Start of Records to process

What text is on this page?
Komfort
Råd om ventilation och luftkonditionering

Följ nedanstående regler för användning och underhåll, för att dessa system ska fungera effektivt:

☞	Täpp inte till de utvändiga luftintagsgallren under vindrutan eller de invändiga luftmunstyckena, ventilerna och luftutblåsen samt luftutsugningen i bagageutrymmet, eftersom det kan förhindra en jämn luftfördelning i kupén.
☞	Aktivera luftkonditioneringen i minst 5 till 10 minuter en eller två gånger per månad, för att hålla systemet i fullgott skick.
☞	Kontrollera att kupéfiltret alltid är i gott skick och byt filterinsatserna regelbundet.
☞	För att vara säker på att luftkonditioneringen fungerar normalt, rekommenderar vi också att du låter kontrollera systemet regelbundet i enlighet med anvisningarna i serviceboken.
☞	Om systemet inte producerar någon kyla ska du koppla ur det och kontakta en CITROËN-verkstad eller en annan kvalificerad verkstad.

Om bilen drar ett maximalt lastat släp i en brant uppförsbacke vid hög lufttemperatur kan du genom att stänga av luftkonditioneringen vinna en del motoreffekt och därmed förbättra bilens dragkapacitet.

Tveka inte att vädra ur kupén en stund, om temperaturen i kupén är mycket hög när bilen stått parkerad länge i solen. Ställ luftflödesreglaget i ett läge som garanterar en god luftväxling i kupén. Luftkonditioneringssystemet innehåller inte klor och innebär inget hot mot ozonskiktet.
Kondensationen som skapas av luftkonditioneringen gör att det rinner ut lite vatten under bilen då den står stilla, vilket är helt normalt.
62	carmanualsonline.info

End of Records to process

Exercise requirements
The required answer is the complete data, repeated exactly.

Solution for this exercise
What text is on this page?
Komfort
Råd om ventilation och luftkonditionering

Följ nedanstående regler för användning och underhåll, för att dessa system ska fungera effektivt:

☞	Täpp inte till de utvändiga luftintagsgallren under vindrutan eller de invändiga luftmunstyckena, ventilerna och luftutblåsen samt luftutsugningen i bagageutrymmet, eftersom det kan förhindra en jämn luftfördelning i kupén.
☞	Aktivera luftkonditioneringen i minst 5 till 10 minuter en eller två gånger per månad, för att hålla systemet i fullgott skick.
☞	Kontrollera att kupéfiltret alltid är i gott skick och byt filterinsatserna regelbundet.
☞	För att vara säker på att luftkonditioneringen fungerar normalt, rekommenderar vi också att du låter kontrollera systemet regelbundet i enlighet med anvisningarna i serviceboken.
☞	Om systemet inte producerar någon kyla ska du koppla ur det och kontakta en CITROËN-verkstad eller en annan kvalificerad verkstad.

Om bilen drar ett maximalt lastat släp i en brant uppförsbacke vid hög lufttemperatur kan du genom att stänga av luftkonditioneringen vinna en del motoreffekt och därmed förbättra bilens dragkapacitet.

Tveka inte att vädra ur kupén en stund, om temperaturen i kupén är mycket hög när bilen stått parkerad länge i solen. Ställ luftflödesreglaget i ett läge som garanterar en god luftväxling i kupén. Luftkonditioneringssystemet innehåller inte klor och innebär inget hot mot ozonskiktet.
Kondensationen som skapas av luftkonditioneringen gör att det rinner ut lite vatten under bilen då den står stilla, vilket är helt normalt.
62	carmanualsonline.info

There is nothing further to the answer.